**SHORT PROBLEM**
In the material below, find each line holding the string "this" and copy it.

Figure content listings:
--

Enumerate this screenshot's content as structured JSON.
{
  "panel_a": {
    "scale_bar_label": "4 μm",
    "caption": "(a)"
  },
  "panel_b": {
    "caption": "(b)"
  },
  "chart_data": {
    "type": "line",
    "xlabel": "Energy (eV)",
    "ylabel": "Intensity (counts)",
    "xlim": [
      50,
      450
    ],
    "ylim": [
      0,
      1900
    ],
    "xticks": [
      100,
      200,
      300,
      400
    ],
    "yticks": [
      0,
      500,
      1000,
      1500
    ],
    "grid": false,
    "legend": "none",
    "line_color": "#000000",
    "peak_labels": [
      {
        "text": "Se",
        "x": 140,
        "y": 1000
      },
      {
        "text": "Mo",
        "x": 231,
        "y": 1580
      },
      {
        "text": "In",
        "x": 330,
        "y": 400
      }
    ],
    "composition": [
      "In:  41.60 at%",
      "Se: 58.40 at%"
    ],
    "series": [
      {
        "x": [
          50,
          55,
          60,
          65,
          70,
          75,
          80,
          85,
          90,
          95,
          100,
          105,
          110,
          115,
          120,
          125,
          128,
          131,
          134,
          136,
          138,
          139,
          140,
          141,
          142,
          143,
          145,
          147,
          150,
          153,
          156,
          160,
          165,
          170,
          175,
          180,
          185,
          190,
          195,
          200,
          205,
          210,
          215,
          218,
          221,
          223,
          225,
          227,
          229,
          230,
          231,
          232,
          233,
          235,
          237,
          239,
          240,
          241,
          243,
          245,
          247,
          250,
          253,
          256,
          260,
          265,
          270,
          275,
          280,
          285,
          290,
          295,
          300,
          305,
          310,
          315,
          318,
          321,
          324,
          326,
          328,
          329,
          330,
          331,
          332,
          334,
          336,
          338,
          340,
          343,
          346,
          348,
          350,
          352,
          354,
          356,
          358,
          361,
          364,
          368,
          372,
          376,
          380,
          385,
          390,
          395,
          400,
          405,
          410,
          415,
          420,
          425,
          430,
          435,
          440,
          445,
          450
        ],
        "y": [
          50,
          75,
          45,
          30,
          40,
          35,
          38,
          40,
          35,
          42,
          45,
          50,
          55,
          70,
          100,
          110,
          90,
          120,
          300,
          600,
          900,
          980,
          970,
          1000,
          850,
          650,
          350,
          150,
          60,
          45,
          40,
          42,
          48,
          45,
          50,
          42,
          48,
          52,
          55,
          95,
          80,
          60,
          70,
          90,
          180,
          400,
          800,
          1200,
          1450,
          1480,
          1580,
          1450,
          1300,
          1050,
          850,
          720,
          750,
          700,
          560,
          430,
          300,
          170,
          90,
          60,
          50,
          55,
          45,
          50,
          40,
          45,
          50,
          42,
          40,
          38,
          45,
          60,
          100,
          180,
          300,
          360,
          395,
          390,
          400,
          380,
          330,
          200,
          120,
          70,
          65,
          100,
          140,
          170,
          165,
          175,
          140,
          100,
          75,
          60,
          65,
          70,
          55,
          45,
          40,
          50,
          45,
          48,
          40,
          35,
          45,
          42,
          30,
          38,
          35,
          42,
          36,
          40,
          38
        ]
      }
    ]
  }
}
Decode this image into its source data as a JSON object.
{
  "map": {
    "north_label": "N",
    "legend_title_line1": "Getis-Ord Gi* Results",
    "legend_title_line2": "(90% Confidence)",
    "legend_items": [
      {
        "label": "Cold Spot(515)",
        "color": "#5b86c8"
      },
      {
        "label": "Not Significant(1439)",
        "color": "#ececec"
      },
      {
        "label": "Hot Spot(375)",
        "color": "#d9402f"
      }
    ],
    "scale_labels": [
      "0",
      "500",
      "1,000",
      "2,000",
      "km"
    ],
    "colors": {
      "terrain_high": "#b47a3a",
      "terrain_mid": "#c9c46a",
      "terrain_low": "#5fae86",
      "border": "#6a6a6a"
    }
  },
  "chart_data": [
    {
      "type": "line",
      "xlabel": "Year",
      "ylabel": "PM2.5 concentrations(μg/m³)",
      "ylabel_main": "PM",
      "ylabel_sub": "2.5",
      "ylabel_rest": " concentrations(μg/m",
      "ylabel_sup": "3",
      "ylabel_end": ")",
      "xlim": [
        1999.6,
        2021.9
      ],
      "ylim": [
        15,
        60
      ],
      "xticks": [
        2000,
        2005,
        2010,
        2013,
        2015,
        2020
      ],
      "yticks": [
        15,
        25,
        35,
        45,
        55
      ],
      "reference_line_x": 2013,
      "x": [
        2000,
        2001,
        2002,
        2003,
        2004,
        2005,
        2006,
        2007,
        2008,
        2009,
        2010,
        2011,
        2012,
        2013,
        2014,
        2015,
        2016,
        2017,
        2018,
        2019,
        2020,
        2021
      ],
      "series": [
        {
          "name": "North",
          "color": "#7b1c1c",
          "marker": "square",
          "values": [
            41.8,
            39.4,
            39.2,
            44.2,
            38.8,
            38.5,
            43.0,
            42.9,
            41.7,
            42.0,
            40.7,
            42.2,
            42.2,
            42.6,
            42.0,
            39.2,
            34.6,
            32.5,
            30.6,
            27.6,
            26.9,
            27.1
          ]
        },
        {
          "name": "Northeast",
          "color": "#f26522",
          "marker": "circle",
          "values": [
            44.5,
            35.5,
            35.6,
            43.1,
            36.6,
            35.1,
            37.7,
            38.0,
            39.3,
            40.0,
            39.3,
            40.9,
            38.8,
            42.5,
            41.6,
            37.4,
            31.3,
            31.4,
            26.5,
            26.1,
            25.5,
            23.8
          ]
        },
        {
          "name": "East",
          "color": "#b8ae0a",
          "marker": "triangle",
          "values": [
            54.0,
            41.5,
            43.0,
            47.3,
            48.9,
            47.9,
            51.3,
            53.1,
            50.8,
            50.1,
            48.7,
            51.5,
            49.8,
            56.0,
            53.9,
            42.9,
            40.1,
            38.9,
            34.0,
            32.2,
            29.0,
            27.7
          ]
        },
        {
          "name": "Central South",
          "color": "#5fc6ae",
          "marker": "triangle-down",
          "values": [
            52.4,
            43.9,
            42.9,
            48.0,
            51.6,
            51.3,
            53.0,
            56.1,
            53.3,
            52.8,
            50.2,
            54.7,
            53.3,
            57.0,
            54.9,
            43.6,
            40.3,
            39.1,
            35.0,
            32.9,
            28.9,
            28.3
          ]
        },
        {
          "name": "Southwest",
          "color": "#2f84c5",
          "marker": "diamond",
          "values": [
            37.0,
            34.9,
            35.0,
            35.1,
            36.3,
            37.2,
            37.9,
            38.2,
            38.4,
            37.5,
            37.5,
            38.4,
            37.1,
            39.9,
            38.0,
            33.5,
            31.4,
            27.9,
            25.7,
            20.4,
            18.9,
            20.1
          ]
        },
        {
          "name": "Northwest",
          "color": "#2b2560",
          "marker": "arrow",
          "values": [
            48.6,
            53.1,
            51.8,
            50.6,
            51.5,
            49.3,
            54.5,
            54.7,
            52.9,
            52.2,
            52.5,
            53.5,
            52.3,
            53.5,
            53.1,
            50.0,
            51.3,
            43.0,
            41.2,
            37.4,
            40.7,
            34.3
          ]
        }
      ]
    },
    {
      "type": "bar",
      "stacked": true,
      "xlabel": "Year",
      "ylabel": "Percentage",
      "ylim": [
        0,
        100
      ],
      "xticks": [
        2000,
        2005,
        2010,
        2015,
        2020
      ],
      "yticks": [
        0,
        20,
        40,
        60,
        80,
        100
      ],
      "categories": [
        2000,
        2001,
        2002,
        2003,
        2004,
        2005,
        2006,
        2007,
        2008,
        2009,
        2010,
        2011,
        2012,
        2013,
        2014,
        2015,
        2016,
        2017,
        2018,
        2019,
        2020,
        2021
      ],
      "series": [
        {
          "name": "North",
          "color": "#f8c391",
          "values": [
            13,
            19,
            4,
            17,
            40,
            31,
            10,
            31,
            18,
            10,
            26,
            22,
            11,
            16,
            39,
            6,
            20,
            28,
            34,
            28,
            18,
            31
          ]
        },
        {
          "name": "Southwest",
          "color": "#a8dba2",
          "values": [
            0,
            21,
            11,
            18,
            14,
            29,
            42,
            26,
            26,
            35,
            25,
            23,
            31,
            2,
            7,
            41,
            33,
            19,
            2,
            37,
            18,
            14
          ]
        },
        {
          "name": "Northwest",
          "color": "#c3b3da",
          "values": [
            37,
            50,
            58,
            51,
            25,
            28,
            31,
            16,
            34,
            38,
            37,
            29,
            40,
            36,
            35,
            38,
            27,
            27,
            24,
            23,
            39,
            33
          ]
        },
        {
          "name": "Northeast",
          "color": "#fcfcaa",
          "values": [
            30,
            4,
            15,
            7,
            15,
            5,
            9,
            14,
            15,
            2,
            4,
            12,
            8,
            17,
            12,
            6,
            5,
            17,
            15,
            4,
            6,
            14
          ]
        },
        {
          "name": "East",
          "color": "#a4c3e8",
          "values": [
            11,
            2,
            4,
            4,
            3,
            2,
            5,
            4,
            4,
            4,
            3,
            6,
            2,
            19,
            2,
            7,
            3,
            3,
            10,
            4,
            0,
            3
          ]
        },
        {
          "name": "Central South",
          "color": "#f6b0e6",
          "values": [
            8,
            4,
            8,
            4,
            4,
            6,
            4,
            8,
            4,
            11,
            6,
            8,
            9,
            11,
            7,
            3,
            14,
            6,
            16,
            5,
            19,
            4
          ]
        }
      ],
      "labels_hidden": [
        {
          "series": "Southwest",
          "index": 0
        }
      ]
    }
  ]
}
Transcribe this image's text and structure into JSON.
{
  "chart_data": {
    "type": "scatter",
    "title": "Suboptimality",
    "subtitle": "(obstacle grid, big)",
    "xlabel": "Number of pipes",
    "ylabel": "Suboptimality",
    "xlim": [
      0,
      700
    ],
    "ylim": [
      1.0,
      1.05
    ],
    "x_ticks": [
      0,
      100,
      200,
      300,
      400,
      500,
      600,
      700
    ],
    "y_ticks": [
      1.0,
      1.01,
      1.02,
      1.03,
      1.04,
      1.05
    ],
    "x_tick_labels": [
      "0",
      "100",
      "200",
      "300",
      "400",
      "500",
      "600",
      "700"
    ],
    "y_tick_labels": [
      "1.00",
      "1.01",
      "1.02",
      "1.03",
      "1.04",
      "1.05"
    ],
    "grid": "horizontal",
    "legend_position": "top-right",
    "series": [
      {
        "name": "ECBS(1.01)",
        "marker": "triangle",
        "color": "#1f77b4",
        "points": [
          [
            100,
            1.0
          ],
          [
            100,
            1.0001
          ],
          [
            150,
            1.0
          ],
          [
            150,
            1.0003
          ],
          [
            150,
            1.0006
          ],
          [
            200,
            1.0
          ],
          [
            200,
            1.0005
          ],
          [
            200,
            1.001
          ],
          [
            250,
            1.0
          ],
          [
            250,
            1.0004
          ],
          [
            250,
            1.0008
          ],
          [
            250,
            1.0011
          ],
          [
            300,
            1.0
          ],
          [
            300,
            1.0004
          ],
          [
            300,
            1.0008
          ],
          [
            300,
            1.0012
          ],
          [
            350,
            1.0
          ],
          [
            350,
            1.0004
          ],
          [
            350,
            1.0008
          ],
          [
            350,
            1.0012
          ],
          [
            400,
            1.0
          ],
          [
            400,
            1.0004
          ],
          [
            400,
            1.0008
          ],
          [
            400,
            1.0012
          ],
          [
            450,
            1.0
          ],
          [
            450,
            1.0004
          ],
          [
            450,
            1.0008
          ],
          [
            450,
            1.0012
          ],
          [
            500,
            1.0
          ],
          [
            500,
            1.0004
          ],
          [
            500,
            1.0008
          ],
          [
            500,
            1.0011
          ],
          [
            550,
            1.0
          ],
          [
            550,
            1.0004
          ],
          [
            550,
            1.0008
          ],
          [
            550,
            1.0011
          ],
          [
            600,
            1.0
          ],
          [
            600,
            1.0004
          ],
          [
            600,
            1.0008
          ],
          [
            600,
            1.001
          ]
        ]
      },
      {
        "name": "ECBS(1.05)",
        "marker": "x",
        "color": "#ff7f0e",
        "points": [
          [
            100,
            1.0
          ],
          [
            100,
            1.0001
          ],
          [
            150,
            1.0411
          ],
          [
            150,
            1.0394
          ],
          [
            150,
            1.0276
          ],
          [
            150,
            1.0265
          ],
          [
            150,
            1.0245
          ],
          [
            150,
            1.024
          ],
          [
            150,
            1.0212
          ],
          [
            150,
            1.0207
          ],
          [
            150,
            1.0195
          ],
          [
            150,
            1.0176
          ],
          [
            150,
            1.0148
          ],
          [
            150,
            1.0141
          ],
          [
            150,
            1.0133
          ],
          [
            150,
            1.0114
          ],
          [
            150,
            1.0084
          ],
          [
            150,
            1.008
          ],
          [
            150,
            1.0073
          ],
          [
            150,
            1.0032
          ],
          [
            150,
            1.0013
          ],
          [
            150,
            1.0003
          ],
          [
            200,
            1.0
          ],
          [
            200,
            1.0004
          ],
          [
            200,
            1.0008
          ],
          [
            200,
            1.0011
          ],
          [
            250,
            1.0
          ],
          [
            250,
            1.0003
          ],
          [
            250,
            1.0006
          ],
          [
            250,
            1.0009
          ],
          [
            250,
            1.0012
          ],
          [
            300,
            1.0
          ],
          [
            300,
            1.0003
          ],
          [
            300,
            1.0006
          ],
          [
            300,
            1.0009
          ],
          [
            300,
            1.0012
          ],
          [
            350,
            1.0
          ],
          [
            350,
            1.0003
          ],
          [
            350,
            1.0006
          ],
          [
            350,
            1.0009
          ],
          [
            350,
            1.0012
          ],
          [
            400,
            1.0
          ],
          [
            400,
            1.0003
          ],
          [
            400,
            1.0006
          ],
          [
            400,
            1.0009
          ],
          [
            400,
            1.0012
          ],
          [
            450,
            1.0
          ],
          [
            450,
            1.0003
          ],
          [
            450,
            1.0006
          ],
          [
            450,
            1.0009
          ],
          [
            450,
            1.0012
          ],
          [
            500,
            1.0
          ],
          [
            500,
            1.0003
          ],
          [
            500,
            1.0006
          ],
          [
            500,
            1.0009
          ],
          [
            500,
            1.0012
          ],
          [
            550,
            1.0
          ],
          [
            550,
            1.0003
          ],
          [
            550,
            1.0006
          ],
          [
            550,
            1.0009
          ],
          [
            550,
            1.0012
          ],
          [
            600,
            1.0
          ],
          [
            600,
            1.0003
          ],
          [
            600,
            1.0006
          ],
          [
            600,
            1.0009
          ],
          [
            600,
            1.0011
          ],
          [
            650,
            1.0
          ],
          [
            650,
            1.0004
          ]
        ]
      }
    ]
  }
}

--

**RESPONSE TO THE TASK**
Enumerate this screenshot's content as structured JSON.
Decode this image into its source data as a JSON object.
Transcribe this image's text and structure into JSON.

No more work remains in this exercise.